#### [Problem]
Copy out all of the material exactly as presented.

Dataset excerpt
Start

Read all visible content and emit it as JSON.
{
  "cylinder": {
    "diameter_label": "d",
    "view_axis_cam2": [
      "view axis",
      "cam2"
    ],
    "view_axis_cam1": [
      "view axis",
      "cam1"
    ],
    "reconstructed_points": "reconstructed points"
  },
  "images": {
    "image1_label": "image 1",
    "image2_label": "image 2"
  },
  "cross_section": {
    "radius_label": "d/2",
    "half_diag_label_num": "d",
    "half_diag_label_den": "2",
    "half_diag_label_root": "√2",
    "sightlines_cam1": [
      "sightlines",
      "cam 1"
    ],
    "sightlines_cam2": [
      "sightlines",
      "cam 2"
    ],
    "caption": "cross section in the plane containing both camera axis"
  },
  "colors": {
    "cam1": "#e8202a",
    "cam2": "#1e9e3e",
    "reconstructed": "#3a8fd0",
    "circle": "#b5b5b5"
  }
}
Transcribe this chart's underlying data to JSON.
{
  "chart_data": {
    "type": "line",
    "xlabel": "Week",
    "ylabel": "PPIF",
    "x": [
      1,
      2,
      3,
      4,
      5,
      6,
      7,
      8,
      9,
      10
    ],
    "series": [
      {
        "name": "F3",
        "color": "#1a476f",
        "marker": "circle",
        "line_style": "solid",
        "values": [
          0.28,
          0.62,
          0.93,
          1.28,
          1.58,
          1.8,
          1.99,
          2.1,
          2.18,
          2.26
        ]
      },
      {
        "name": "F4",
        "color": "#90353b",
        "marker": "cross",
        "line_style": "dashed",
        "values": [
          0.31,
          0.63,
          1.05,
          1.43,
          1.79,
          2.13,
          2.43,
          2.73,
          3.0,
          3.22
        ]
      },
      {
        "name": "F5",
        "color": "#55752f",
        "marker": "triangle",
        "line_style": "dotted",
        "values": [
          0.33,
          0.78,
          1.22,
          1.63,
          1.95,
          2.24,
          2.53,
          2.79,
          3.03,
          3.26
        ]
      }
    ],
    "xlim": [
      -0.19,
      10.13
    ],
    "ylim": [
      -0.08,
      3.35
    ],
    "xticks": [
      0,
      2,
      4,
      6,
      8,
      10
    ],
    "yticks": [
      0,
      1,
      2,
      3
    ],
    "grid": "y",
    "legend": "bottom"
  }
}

End

#### [Output of the exercise]
Read all visible content and emit it as JSON.
{
  "cylinder": {
    "diameter_label": "d",
    "view_axis_cam2": [
      "view axis",
      "cam2"
    ],
    "view_axis_cam1": [
      "view axis",
      "cam1"
    ],
    "reconstructed_points": "reconstructed points"
  },
  "images": {
    "image1_label": "image 1",
    "image2_label": "image 2"
  },
  "cross_section": {
    "radius_label": "d/2",
    "half_diag_label_num": "d",
    "half_diag_label_den": "2",
    "half_diag_label_root": "√2",
    "sightlines_cam1": [
      "sightlines",
      "cam 1"
    ],
    "sightlines_cam2": [
      "sightlines",
      "cam 2"
    ],
    "caption": "cross section in the plane containing both camera axis"
  },
  "colors": {
    "cam1": "#e8202a",
    "cam2": "#1e9e3e",
    "reconstructed": "#3a8fd0",
    "circle": "#b5b5b5"
  }
}
Transcribe this chart's underlying data to JSON.
{
  "chart_data": {
    "type": "line",
    "xlabel": "Week",
    "ylabel": "PPIF",
    "x": [
      1,
      2,
      3,
      4,
      5,
      6,
      7,
      8,
      9,
      10
    ],
    "series": [
      {
        "name": "F3",
        "color": "#1a476f",
        "marker": "circle",
        "line_style": "solid",
        "values": [
          0.28,
          0.62,
          0.93,
          1.28,
          1.58,
          1.8,
          1.99,
          2.1,
          2.18,
          2.26
        ]
      },
      {
        "name": "F4",
        "color": "#90353b",
        "marker": "cross",
        "line_style": "dashed",
        "values": [
          0.31,
          0.63,
          1.05,
          1.43,
          1.79,
          2.13,
          2.43,
          2.73,
          3.0,
          3.22
        ]
      },
      {
        "name": "F5",
        "color": "#55752f",
        "marker": "triangle",
        "line_style": "dotted",
        "values": [
          0.33,
          0.78,
          1.22,
          1.63,
          1.95,
          2.24,
          2.53,
          2.79,
          3.03,
          3.26
        ]
      }
    ],
    "xlim": [
      -0.19,
      10.13
    ],
    "ylim": [
      -0.08,
      3.35
    ],
    "xticks": [
      0,
      2,
      4,
      6,
      8,
      10
    ],
    "yticks": [
      0,
      1,
      2,
      3
    ],
    "grid": "y",
    "legend": "bottom"
  }
}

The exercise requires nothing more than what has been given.